**Materials provided:**
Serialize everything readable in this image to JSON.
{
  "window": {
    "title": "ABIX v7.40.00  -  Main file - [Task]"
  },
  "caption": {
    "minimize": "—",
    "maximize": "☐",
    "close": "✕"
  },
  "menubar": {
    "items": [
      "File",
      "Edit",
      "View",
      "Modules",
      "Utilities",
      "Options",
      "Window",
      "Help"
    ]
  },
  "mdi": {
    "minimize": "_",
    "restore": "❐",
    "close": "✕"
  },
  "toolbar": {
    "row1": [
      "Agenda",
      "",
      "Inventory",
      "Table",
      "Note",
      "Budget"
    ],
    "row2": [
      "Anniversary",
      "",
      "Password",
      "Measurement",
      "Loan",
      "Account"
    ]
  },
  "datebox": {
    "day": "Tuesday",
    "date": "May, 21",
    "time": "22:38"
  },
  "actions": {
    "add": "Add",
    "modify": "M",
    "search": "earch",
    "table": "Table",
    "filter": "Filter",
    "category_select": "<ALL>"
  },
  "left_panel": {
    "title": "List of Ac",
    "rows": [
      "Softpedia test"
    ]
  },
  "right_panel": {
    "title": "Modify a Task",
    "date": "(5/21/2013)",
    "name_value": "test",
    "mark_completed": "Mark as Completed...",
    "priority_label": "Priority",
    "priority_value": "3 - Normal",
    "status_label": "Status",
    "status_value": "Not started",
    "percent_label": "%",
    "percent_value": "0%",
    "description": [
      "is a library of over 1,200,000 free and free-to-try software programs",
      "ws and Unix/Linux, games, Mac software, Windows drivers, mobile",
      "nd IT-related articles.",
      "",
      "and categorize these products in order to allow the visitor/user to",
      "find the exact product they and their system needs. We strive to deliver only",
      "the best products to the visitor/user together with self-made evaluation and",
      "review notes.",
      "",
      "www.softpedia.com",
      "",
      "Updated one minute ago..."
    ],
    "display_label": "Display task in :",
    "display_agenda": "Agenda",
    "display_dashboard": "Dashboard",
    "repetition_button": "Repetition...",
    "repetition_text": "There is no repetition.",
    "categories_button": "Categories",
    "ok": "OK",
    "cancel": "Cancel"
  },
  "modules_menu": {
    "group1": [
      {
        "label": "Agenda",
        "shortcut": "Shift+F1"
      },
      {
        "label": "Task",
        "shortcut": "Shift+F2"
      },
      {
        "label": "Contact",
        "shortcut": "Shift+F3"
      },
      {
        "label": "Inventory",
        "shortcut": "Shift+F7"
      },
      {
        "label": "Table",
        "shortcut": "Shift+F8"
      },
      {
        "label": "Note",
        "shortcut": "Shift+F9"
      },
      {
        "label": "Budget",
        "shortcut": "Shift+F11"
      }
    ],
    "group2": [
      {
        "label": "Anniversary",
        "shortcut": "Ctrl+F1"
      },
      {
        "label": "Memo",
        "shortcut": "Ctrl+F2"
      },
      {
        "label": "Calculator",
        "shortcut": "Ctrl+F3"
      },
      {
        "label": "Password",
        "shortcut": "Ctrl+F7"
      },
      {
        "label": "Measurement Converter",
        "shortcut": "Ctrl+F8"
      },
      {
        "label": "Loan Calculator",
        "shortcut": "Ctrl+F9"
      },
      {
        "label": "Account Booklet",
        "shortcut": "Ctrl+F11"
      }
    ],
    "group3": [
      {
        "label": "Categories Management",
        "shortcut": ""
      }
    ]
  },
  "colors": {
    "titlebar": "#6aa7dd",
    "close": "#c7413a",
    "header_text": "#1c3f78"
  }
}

**Your objective:**
Review the preceding data and report every line that includes the string "user".

**The reply:**
      "and categorize these products in order to allow the visitor/user to",
      "the best products to the visitor/user together with self-made evaluation and",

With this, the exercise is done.